Exercise directions:
Find each line containing the string "αὐτῆς" and return it.

Input material:
#####
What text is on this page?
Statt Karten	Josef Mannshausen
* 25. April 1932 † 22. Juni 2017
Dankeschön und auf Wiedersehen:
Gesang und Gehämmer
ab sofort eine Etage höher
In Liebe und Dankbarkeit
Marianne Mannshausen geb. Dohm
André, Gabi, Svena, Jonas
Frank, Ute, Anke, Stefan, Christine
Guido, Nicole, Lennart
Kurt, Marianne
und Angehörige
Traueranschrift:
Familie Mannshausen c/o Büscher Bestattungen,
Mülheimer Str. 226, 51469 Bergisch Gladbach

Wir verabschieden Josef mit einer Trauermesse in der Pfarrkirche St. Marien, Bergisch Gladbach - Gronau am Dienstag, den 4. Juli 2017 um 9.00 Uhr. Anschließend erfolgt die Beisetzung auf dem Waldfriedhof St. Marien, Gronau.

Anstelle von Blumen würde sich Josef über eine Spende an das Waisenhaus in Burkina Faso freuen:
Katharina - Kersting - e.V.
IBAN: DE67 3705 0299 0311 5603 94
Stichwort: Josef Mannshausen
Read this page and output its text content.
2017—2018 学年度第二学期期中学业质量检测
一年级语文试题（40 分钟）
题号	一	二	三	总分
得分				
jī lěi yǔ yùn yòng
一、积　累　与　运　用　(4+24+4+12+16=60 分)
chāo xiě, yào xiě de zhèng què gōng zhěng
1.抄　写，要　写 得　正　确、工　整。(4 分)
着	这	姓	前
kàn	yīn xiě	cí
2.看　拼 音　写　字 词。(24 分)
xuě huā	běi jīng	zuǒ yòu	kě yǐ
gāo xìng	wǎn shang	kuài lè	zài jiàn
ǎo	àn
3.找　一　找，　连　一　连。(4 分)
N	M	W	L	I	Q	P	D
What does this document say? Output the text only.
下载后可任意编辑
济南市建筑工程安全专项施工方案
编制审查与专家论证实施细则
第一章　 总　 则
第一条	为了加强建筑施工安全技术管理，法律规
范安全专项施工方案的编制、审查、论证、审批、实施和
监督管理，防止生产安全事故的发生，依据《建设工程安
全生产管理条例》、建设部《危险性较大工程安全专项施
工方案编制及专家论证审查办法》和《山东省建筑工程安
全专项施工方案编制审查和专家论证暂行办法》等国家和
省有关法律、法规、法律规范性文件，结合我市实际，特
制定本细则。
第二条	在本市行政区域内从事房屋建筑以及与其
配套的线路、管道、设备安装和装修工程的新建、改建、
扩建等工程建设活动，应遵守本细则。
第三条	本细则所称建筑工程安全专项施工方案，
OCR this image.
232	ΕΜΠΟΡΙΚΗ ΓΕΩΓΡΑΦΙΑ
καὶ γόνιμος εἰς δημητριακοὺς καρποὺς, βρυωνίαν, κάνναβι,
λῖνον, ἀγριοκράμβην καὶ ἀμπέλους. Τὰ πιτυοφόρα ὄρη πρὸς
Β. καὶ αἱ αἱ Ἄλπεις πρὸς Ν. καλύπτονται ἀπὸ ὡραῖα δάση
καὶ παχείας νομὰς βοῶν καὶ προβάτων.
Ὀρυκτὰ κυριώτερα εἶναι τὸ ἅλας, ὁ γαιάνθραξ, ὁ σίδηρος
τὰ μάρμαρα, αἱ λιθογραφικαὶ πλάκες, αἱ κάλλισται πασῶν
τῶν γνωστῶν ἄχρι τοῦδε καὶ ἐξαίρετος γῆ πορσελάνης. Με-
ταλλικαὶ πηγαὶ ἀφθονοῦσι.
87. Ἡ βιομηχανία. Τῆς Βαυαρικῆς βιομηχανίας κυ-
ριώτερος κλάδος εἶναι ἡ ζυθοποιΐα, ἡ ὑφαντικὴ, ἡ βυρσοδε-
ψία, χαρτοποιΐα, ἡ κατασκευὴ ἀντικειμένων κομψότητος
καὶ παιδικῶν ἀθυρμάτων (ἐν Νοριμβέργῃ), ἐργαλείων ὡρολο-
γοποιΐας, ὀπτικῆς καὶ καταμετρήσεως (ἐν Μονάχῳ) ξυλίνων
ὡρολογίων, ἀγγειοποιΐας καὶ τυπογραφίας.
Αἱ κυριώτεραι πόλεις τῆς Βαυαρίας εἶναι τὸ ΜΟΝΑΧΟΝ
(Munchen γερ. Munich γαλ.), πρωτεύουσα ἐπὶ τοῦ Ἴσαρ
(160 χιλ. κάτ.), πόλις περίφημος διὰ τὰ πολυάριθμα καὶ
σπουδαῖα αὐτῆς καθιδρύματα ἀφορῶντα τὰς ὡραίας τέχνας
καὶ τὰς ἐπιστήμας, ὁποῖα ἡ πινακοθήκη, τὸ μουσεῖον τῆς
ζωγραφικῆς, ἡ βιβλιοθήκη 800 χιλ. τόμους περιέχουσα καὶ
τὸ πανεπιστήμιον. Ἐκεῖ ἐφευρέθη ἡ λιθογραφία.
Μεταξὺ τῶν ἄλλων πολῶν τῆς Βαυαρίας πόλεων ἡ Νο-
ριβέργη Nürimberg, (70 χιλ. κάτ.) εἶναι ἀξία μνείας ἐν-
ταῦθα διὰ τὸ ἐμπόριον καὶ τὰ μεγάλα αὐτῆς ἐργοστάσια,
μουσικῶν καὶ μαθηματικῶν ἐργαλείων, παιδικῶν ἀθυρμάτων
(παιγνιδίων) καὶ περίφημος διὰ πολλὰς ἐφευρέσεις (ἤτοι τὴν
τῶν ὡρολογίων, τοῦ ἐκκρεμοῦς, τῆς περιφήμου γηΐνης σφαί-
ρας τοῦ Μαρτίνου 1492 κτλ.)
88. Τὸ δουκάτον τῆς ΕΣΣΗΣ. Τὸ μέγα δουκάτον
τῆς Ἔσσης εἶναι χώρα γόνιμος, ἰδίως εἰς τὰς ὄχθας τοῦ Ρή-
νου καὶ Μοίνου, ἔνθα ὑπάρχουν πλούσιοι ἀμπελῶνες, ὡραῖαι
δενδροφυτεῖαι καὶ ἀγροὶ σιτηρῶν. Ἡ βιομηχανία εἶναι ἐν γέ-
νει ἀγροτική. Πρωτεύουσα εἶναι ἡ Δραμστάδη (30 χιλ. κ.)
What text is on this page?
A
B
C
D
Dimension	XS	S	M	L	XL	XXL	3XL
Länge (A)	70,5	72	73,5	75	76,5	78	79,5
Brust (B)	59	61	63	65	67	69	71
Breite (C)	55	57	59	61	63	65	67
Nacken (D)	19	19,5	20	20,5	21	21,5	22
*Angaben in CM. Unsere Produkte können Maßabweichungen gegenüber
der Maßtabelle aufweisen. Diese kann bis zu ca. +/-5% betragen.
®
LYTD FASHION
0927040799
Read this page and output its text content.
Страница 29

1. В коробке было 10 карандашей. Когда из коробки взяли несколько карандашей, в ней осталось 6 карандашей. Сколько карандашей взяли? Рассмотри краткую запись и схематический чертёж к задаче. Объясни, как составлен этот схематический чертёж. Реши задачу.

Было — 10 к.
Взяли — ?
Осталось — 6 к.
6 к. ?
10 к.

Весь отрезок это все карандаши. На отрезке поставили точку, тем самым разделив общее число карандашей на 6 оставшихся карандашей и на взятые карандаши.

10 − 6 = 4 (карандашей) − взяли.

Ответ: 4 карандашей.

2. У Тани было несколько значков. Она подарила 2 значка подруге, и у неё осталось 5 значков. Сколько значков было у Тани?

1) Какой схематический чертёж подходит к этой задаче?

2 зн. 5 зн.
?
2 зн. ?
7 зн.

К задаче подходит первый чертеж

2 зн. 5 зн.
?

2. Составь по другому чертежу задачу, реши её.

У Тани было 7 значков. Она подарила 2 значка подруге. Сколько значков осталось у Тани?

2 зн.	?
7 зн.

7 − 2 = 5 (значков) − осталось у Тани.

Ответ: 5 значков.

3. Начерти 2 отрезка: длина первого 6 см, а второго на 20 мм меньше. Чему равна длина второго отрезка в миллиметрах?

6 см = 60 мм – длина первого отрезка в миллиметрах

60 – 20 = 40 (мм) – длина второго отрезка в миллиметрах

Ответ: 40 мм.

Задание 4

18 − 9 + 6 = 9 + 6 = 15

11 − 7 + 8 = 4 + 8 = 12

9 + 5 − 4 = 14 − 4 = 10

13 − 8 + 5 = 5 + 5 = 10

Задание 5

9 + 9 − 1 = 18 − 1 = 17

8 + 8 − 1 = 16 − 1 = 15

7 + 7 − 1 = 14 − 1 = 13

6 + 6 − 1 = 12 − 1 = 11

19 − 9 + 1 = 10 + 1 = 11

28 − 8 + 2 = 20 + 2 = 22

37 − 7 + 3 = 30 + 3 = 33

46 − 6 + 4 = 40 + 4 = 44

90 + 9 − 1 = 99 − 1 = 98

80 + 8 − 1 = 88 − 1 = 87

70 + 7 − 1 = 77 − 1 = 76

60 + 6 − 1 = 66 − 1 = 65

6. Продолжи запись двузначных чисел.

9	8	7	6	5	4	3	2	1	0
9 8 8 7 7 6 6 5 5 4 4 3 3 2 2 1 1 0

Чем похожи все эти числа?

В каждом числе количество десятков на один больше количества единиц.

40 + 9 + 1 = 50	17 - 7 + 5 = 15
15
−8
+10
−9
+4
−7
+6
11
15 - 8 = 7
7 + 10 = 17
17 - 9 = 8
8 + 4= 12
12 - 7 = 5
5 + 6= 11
#####
The reply:
σπουδαῖα αὐτῆς καθιδρύματα ἀφορῶντα τὰς ὡραίας τέχνας
ταῦθα διὰ τὸ ἐμπόριον καὶ τὰ μεγάλα αὐτῆς ἐργοστάσια,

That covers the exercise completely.